# [Written instruction]
Each line of the material below that holds the word "this" needs to be copied.

# [Given data]
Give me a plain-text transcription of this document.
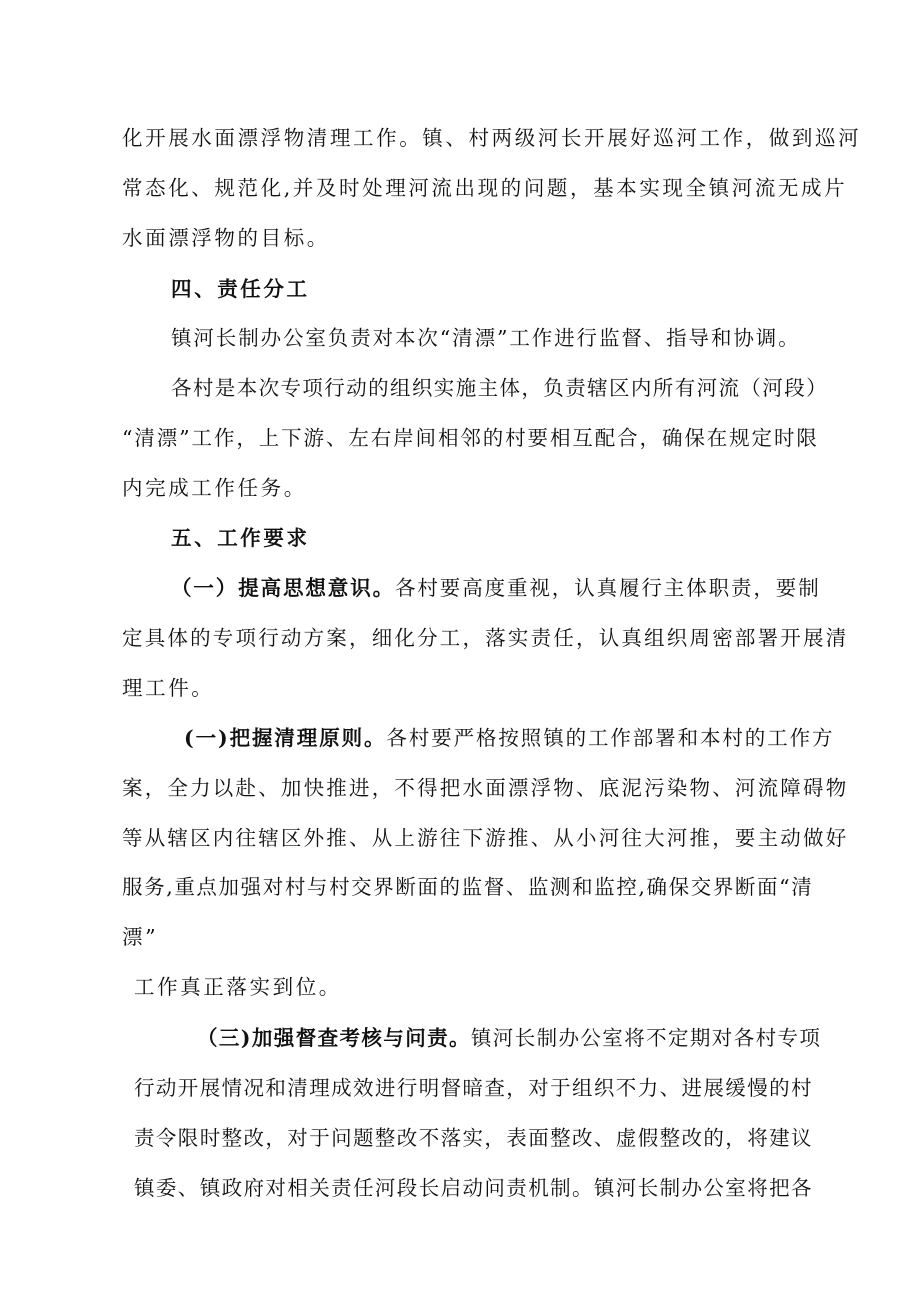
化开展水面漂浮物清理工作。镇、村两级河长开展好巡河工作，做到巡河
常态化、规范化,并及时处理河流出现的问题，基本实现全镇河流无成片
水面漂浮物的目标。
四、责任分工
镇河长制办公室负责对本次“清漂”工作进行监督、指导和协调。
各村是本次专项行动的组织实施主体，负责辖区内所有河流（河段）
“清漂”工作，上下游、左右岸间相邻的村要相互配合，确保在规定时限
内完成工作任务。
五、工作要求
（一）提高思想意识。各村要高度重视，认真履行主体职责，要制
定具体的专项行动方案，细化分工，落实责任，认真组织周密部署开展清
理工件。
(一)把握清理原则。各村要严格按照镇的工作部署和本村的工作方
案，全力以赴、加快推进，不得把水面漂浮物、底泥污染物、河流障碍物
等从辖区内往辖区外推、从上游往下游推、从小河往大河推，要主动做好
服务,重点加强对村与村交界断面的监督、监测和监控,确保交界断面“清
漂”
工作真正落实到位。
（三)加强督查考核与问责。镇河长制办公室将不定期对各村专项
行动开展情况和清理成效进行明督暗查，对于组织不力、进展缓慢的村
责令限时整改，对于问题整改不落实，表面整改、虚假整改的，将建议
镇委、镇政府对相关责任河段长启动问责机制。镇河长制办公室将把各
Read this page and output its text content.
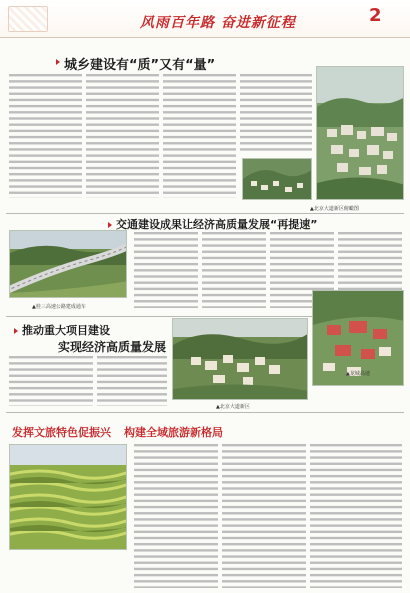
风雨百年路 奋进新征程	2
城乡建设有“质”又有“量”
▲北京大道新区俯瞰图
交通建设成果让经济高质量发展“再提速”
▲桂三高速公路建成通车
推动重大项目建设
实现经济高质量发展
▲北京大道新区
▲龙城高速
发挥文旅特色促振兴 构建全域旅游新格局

# [Final result]
Give me a plain-text transcription of this document.
Read this page and output its text content.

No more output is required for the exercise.